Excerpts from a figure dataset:
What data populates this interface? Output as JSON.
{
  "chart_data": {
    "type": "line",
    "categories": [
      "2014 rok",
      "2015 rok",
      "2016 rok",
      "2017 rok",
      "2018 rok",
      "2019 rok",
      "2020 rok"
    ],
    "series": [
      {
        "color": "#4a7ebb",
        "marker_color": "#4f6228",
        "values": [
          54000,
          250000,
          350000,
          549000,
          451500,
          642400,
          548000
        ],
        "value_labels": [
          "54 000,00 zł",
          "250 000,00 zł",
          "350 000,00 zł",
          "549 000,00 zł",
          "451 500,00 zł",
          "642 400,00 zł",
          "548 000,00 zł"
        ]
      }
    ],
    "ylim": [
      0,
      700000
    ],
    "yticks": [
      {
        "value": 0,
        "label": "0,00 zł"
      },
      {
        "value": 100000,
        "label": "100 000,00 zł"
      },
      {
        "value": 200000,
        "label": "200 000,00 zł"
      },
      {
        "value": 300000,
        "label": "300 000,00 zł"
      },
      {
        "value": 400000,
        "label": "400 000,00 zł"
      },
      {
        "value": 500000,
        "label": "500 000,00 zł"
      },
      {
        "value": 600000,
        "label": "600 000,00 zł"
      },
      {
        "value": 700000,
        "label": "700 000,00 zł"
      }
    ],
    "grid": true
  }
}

◆ Work to do
Take the listing above and write it out again exactly.

◆ The output
What data populates this interface? Output as JSON.
{
  "chart_data": {
    "type": "line",
    "categories": [
      "2014 rok",
      "2015 rok",
      "2016 rok",
      "2017 rok",
      "2018 rok",
      "2019 rok",
      "2020 rok"
    ],
    "series": [
      {
        "color": "#4a7ebb",
        "marker_color": "#4f6228",
        "values": [
          54000,
          250000,
          350000,
          549000,
          451500,
          642400,
          548000
        ],
        "value_labels": [
          "54 000,00 zł",
          "250 000,00 zł",
          "350 000,00 zł",
          "549 000,00 zł",
          "451 500,00 zł",
          "642 400,00 zł",
          "548 000,00 zł"
        ]
      }
    ],
    "ylim": [
      0,
      700000
    ],
    "yticks": [
      {
        "value": 0,
        "label": "0,00 zł"
      },
      {
        "value": 100000,
        "label": "100 000,00 zł"
      },
      {
        "value": 200000,
        "label": "200 000,00 zł"
      },
      {
        "value": 300000,
        "label": "300 000,00 zł"
      },
      {
        "value": 400000,
        "label": "400 000,00 zł"
      },
      {
        "value": 500000,
        "label": "500 000,00 zł"
      },
      {
        "value": 600000,
        "label": "600 000,00 zł"
      },
      {
        "value": 700000,
        "label": "700 000,00 zł"
      }
    ],
    "grid": true
  }
}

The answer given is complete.